■ **What is expected**
Write out all of the records below precisely as given, omitting the images.

[Stored records]
━━━━━━━━

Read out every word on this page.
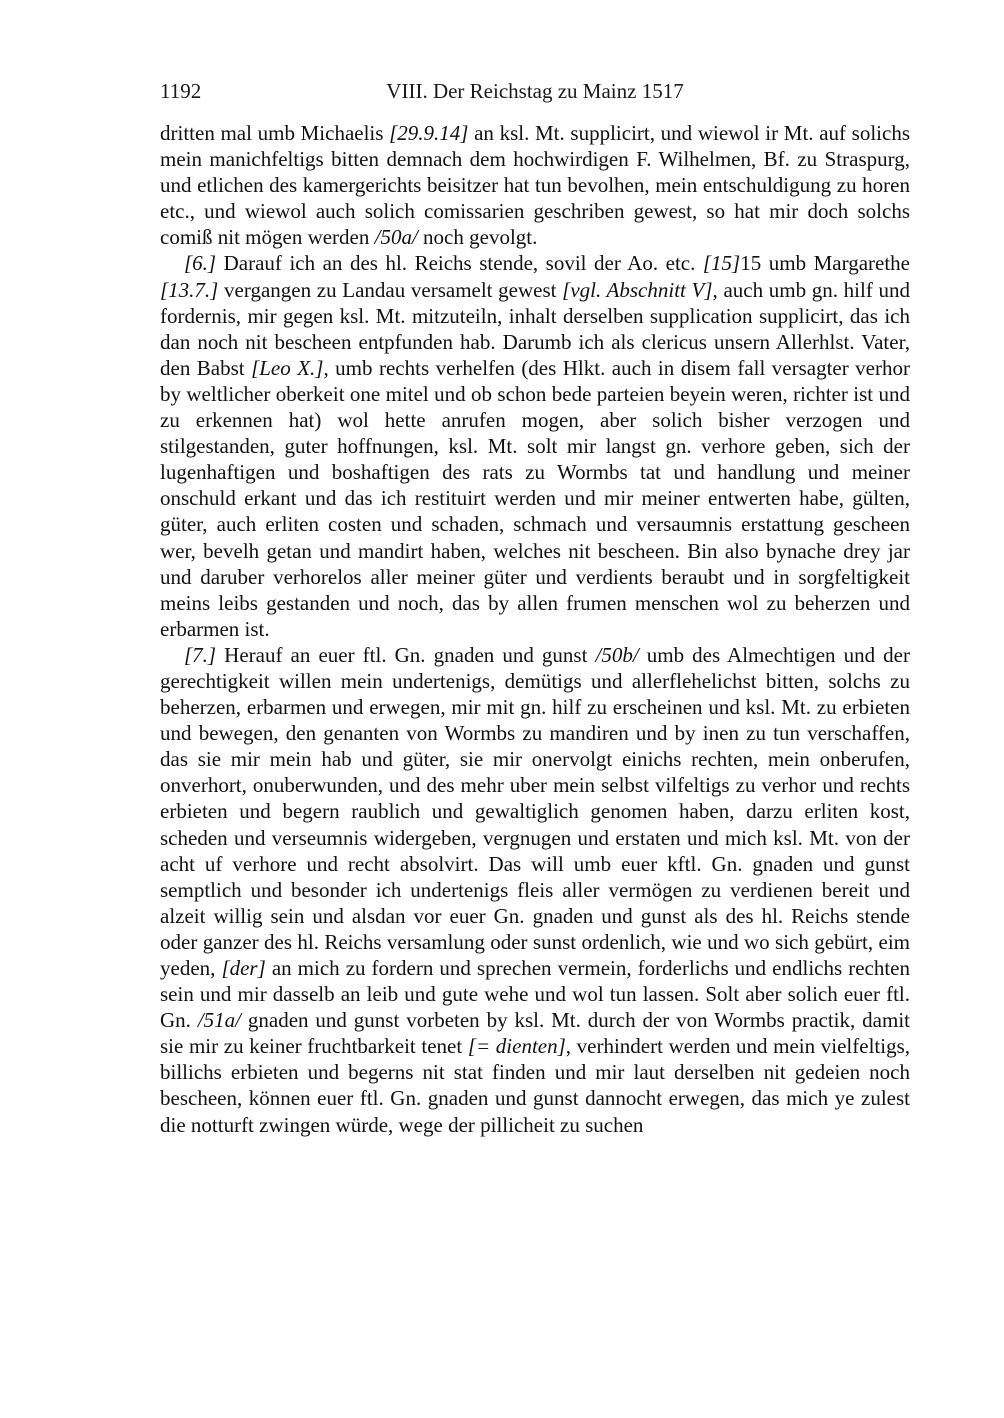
1192	VIII. Der Reichstag zu Mainz 1517

dritten mal umb Michaelis [29.9.14] an ksl. Mt. supplicirt, und wiewol ir Mt. auf solichs mein manichfeltigs bitten demnach dem hochwirdigen F. Wilhelmen, Bf. zu Straspurg, und etlichen des kamergerichts beisitzer hat tun bevolhen, mein entschuldigung zu horen etc., und wiewol auch solich comissarien geschriben gewest, so hat mir doch solchs comiß nit mögen werden /50a/ noch gevolgt.

[6.] Darauf ich an des hl. Reichs stende, sovil der Ao. etc. [15]15 umb Margarethe [13.7.] vergangen zu Landau versamelt gewest [vgl. Abschnitt V], auch umb gn. hilf und fordernis, mir gegen ksl. Mt. mitzuteiln, inhalt derselben supplication supplicirt, das ich dan noch nit bescheen entpfunden hab. Darumb ich als clericus unsern Allerhlst. Vater, den Babst [Leo X.], umb rechts verhelfen (des Hlkt. auch in disem fall versagter verhor by weltlicher oberkeit one mitel und ob schon bede parteien beyein weren, richter ist und zu erkennen hat) wol hette anrufen mogen, aber solich bisher verzogen und stilgestanden, guter hoffnungen, ksl. Mt. solt mir langst gn. verhore geben, sich der lugenhaftigen und boshaftigen des rats zu Wormbs tat und handlung und meiner onschuld erkant und das ich restituirt werden und mir meiner entwerten habe, gülten, güter, auch erliten costen und schaden, schmach und versaumnis erstattung gescheen wer, bevelh getan und mandirt haben, welches nit bescheen. Bin also bynache drey jar und daruber verhorelos aller meiner güter und verdients beraubt und in sorgfeltigkeit meins leibs gestanden und noch, das by allen frumen menschen wol zu beherzen und erbarmen ist.

[7.] Herauf an euer ftl. Gn. gnaden und gunst /50b/ umb des Almechtigen und der gerechtigkeit willen mein undertenigs, demütigs und allerflehelichst bitten, solchs zu beherzen, erbarmen und erwegen, mir mit gn. hilf zu erscheinen und ksl. Mt. zu erbieten und bewegen, den genanten von Wormbs zu mandiren und by inen zu tun verschaffen, das sie mir mein hab und güter, sie mir onervolgt einichs rechten, mein onberufen, onverhort, onuberwunden, und des mehr uber mein selbst vilfeltigs zu verhor und rechts erbieten und begern raublich und gewaltiglich genomen haben, darzu erliten kost, scheden und verseumnis widergeben, vergnugen und erstaten und mich ksl. Mt. von der acht uf verhore und recht absolvirt. Das will umb euer kftl. Gn. gnaden und gunst semptlich und besonder ich undertenigs fleis aller vermögen zu verdienen bereit und alzeit willig sein und alsdan vor euer Gn. gnaden und gunst als des hl. Reichs stende oder ganzer des hl. Reichs versamlung oder sunst ordenlich, wie und wo sich gebürt, eim yeden, [der] an mich zu fordern und sprechen vermein, forderlichs und endlichs rechten sein und mir dasselb an leib und gute wehe und wol tun lassen. Solt aber solich euer ftl. Gn. /51a/ gnaden und gunst vorbeten by ksl. Mt. durch der von Wormbs practik, damit sie mir zu keiner fruchtbarkeit tenet [= dienten], verhindert werden und mein vielfeltigs, billichs erbieten und begerns nit stat finden und mir laut derselben nit gedeien noch bescheen, können euer ftl. Gn. gnaden und gunst dannocht erwegen, das mich ye zulest die notturft zwingen würde, wege der pillicheit zu suchen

━━━━━━━━

■ **Solution to the exercise**
Read out every word on this page.
1192	VIII. Der Reichstag zu Mainz 1517

dritten mal umb Michaelis [29.9.14] an ksl. Mt. supplicirt, und wiewol ir Mt. auf solichs mein manichfeltigs bitten demnach dem hochwirdigen F. Wilhelmen, Bf. zu Straspurg, und etlichen des kamergerichts beisitzer hat tun bevolhen, mein entschuldigung zu horen etc., und wiewol auch solich comissarien geschriben gewest, so hat mir doch solchs comiß nit mögen werden /50a/ noch gevolgt.

[6.] Darauf ich an des hl. Reichs stende, sovil der Ao. etc. [15]15 umb Margarethe [13.7.] vergangen zu Landau versamelt gewest [vgl. Abschnitt V], auch umb gn. hilf und fordernis, mir gegen ksl. Mt. mitzuteiln, inhalt derselben supplication supplicirt, das ich dan noch nit bescheen entpfunden hab. Darumb ich als clericus unsern Allerhlst. Vater, den Babst [Leo X.], umb rechts verhelfen (des Hlkt. auch in disem fall versagter verhor by weltlicher oberkeit one mitel und ob schon bede parteien beyein weren, richter ist und zu erkennen hat) wol hette anrufen mogen, aber solich bisher verzogen und stilgestanden, guter hoffnungen, ksl. Mt. solt mir langst gn. verhore geben, sich der lugenhaftigen und boshaftigen des rats zu Wormbs tat und handlung und meiner onschuld erkant und das ich restituirt werden und mir meiner entwerten habe, gülten, güter, auch erliten costen und schaden, schmach und versaumnis erstattung gescheen wer, bevelh getan und mandirt haben, welches nit bescheen. Bin also bynache drey jar und daruber verhorelos aller meiner güter und verdients beraubt und in sorgfeltigkeit meins leibs gestanden und noch, das by allen frumen menschen wol zu beherzen und erbarmen ist.

[7.] Herauf an euer ftl. Gn. gnaden und gunst /50b/ umb des Almechtigen und der gerechtigkeit willen mein undertenigs, demütigs und allerflehelichst bitten, solchs zu beherzen, erbarmen und erwegen, mir mit gn. hilf zu erscheinen und ksl. Mt. zu erbieten und bewegen, den genanten von Wormbs zu mandiren und by inen zu tun verschaffen, das sie mir mein hab und güter, sie mir onervolgt einichs rechten, mein onberufen, onverhort, onuberwunden, und des mehr uber mein selbst vilfeltigs zu verhor und rechts erbieten und begern raublich und gewaltiglich genomen haben, darzu erliten kost, scheden und verseumnis widergeben, vergnugen und erstaten und mich ksl. Mt. von der acht uf verhore und recht absolvirt. Das will umb euer kftl. Gn. gnaden und gunst semptlich und besonder ich undertenigs fleis aller vermögen zu verdienen bereit und alzeit willig sein und alsdan vor euer Gn. gnaden und gunst als des hl. Reichs stende oder ganzer des hl. Reichs versamlung oder sunst ordenlich, wie und wo sich gebürt, eim yeden, [der] an mich zu fordern und sprechen vermein, forderlichs und endlichs rechten sein und mir dasselb an leib und gute wehe und wol tun lassen. Solt aber solich euer ftl. Gn. /51a/ gnaden und gunst vorbeten by ksl. Mt. durch der von Wormbs practik, damit sie mir zu keiner fruchtbarkeit tenet [= dienten], verhindert werden und mein vielfeltigs, billichs erbieten und begerns nit stat finden und mir laut derselben nit gedeien noch bescheen, können euer ftl. Gn. gnaden und gunst dannocht erwegen, das mich ye zulest die notturft zwingen würde, wege der pillicheit zu suchen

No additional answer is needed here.